## What you have to do
Collect every line below that contains the word "direct".

━━━━━ Input for this task ━━━━━

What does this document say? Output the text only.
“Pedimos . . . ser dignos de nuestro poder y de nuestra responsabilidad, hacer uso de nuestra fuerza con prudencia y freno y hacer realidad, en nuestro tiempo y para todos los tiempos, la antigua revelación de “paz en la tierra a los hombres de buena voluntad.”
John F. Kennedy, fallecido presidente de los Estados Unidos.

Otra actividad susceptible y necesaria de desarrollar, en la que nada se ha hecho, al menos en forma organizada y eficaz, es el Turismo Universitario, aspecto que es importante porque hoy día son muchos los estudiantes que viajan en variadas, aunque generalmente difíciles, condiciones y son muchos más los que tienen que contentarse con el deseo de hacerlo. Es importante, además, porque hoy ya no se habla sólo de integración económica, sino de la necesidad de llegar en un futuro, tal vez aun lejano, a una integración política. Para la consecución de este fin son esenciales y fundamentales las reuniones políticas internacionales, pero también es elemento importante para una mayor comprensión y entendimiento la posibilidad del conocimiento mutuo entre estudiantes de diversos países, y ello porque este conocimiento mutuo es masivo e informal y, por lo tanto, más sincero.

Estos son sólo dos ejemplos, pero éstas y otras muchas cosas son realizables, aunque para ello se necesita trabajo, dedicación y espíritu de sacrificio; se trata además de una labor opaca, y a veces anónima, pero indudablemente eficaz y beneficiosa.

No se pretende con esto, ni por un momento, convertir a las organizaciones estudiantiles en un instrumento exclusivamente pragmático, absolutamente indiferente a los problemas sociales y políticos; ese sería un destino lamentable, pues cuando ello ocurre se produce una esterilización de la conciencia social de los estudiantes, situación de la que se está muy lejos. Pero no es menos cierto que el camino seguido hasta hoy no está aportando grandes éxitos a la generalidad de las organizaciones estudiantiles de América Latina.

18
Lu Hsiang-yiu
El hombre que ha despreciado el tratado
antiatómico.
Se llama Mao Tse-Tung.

━━━━━
━━━━━ Input for this task ━━━━━

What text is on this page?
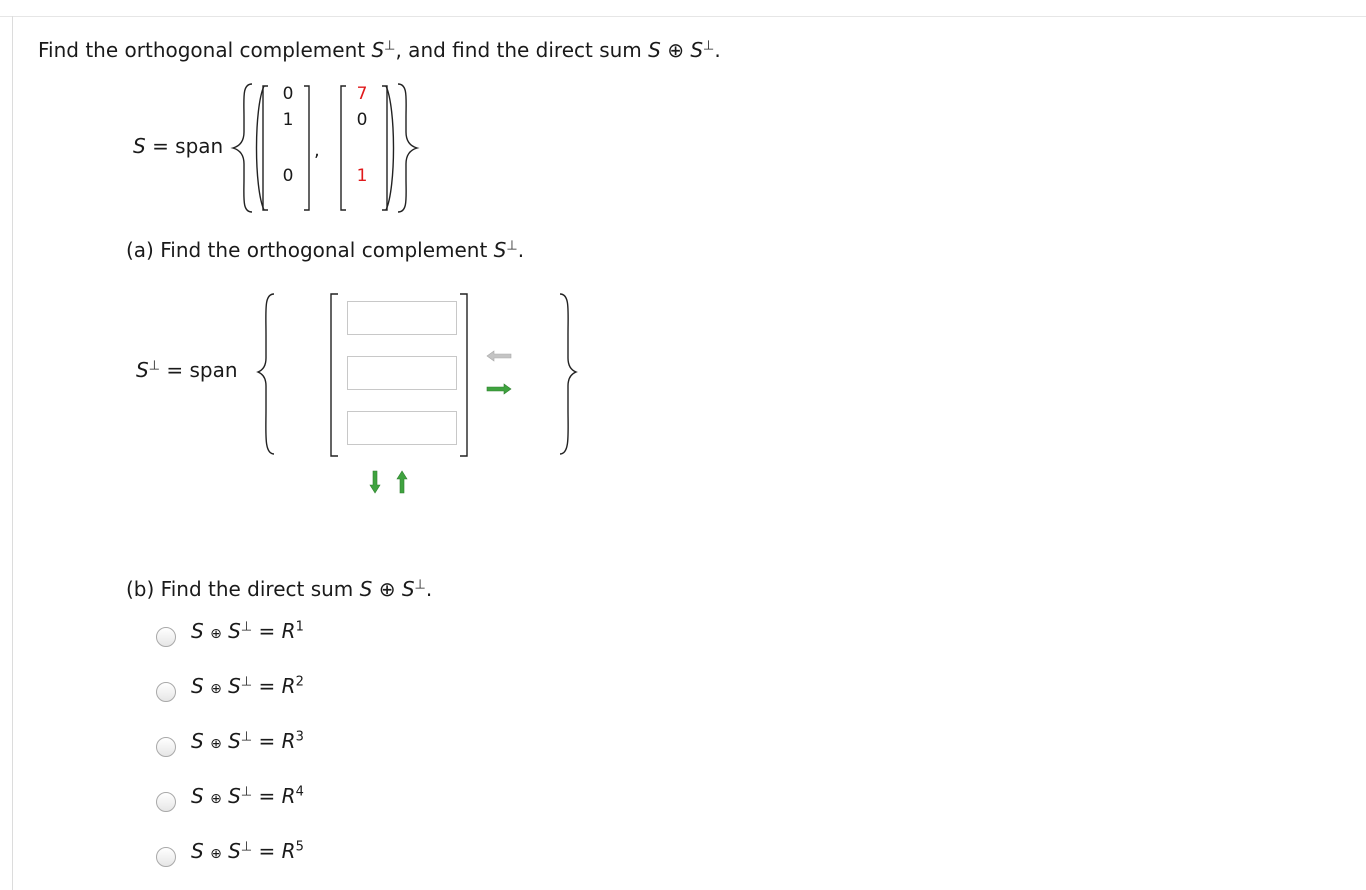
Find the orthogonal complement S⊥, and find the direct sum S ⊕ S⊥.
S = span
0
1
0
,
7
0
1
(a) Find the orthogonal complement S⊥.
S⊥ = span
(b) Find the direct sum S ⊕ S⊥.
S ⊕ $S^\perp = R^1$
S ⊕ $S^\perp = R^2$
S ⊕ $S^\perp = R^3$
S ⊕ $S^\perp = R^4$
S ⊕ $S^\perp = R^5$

━━━━━

## Solution to this task
Find the orthogonal complement S⊥, and find the direct sum S ⊕ S⊥.
(b) Find the direct sum S ⊕ S⊥.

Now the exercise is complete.